§ **What this task involves**
Reproduce all entries precisely as they are written.

========================================================================

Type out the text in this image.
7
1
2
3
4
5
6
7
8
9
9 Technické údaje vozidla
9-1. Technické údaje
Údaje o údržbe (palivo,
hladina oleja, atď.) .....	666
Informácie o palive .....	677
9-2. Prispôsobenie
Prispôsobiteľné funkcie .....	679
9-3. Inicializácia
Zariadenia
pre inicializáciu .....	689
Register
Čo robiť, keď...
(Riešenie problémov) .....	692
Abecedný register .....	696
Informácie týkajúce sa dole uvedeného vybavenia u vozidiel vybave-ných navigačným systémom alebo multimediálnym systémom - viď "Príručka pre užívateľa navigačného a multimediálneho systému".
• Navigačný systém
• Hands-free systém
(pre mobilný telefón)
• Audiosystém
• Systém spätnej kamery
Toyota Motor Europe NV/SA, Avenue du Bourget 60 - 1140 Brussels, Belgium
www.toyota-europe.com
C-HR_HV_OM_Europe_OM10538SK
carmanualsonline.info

========================================================================

§ **Correct result**
Type out the text in this image.
7
1
2
3
4
5
6
7
8
9
9 Technické údaje vozidla
9-1. Technické údaje
Údaje o údržbe (palivo,
hladina oleja, atď.) .....	666
Informácie o palive .....	677
9-2. Prispôsobenie
Prispôsobiteľné funkcie .....	679
9-3. Inicializácia
Zariadenia
pre inicializáciu .....	689
Register
Čo robiť, keď...
(Riešenie problémov) .....	692
Abecedný register .....	696
Informácie týkajúce sa dole uvedeného vybavenia u vozidiel vybave-ných navigačným systémom alebo multimediálnym systémom - viď "Príručka pre užívateľa navigačného a multimediálneho systému".
• Navigačný systém
• Hands-free systém
(pre mobilný telefón)
• Audiosystém
• Systém spätnej kamery
Toyota Motor Europe NV/SA, Avenue du Bourget 60 - 1140 Brussels, Belgium
www.toyota-europe.com
C-HR_HV_OM_Europe_OM10538SK
carmanualsonline.info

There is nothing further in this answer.